REQUIREMENTS » Gather all lines in the data that hold the string "this".

RECORDS TO USE »

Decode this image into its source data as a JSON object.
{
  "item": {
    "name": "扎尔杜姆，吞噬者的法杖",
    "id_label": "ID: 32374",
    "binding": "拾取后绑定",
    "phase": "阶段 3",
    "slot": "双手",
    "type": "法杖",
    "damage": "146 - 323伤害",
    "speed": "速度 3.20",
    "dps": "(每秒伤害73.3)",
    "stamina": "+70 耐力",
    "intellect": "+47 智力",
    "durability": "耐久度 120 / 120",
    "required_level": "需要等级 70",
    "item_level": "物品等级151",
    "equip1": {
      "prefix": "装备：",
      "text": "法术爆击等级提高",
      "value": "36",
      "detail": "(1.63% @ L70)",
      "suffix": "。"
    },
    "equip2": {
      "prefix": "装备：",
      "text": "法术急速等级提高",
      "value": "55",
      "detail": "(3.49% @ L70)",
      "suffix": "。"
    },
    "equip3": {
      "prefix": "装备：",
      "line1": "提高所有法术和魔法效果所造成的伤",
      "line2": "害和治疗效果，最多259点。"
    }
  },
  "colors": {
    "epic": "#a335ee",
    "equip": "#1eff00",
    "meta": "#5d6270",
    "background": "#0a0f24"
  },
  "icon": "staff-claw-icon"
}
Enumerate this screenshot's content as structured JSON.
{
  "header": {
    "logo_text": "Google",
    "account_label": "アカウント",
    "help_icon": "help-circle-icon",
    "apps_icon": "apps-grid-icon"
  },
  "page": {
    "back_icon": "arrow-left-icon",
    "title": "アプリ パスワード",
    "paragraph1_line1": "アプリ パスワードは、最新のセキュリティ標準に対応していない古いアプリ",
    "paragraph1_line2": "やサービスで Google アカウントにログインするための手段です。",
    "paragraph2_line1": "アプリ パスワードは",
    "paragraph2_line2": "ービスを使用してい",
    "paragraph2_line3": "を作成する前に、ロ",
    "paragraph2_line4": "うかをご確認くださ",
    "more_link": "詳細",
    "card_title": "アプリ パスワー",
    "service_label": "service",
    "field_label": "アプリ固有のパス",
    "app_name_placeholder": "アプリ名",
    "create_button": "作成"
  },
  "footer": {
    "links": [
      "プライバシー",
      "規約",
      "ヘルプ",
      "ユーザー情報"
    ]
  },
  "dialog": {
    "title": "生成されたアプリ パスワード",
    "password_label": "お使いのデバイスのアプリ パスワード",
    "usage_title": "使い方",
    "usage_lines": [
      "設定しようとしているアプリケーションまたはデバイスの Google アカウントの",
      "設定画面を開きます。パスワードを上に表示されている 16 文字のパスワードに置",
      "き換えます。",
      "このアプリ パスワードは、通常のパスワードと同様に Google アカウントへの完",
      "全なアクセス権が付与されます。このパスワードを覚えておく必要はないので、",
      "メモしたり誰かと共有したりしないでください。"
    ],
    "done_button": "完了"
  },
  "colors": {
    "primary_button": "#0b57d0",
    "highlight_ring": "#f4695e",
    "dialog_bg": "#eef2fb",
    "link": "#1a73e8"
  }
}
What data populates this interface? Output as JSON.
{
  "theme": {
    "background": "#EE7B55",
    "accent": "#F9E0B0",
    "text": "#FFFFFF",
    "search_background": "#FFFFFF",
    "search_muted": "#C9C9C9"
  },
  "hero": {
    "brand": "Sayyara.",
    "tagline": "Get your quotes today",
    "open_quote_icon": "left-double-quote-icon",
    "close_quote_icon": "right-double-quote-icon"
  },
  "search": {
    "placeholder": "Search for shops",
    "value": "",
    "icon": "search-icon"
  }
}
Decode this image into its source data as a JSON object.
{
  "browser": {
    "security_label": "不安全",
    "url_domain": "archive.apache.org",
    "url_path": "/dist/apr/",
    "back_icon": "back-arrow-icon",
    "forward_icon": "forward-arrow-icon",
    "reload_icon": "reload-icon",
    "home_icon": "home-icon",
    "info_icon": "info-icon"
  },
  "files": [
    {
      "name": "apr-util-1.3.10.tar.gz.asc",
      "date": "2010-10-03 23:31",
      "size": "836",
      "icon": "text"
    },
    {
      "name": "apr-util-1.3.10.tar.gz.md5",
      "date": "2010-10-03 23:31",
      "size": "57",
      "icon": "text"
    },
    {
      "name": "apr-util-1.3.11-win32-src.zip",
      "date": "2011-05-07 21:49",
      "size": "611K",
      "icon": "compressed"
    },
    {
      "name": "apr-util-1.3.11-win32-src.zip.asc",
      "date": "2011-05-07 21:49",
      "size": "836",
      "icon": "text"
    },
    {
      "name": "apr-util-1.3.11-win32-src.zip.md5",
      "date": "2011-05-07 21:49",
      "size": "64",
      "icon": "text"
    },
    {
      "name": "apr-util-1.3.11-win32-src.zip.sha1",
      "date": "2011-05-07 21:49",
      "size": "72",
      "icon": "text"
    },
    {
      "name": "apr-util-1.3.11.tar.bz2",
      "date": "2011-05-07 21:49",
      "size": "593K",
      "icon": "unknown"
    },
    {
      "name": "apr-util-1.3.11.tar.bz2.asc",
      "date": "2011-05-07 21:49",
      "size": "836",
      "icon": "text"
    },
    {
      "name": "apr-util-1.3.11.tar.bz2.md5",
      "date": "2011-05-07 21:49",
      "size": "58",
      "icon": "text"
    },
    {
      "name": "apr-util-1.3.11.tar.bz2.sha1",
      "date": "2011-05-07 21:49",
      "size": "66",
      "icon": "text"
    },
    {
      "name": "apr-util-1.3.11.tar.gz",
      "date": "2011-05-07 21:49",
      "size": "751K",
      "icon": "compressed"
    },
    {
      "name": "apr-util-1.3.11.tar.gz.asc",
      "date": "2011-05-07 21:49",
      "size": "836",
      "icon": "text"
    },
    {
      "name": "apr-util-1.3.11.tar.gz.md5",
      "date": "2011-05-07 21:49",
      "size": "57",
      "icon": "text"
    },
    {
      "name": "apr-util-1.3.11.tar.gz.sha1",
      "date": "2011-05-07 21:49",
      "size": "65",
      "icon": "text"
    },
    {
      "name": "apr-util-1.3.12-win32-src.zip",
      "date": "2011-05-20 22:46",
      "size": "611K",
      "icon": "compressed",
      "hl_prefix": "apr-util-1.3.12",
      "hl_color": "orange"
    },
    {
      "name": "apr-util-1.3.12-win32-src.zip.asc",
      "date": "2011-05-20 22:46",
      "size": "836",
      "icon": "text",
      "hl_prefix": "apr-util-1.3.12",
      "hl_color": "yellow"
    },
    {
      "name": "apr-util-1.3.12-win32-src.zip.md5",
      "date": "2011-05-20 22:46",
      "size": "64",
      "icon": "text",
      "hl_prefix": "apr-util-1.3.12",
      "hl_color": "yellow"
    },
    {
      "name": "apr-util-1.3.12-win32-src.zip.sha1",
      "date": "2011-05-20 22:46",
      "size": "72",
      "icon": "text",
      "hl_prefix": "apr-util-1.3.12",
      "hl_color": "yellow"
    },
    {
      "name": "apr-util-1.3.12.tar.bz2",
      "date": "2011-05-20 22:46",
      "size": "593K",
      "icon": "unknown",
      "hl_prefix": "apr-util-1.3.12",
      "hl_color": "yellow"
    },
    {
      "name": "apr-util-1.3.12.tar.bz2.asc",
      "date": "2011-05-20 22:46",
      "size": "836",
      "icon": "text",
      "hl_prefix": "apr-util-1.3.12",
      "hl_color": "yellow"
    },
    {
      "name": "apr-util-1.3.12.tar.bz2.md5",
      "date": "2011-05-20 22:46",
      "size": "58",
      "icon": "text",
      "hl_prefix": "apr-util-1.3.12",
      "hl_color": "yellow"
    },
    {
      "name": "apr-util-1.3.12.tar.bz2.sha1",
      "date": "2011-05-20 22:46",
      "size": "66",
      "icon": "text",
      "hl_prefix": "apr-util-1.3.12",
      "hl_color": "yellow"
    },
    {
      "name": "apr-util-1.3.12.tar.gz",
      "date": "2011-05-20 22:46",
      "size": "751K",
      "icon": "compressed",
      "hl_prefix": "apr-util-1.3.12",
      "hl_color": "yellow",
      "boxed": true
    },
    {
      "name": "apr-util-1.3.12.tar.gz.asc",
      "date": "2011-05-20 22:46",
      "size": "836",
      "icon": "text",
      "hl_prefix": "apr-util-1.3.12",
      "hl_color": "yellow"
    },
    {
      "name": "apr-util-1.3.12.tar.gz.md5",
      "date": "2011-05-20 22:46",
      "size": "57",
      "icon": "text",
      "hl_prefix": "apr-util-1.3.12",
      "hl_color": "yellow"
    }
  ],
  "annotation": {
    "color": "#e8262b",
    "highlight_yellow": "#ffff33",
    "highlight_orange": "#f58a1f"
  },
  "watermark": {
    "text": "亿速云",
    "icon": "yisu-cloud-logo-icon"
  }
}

WRITTEN REPLY »
Decode this image into its source data as a JSON object.
Enumerate this screenshot's content as structured JSON.
What data populates this interface? Output as JSON.
Decode this image into its source data as a JSON object.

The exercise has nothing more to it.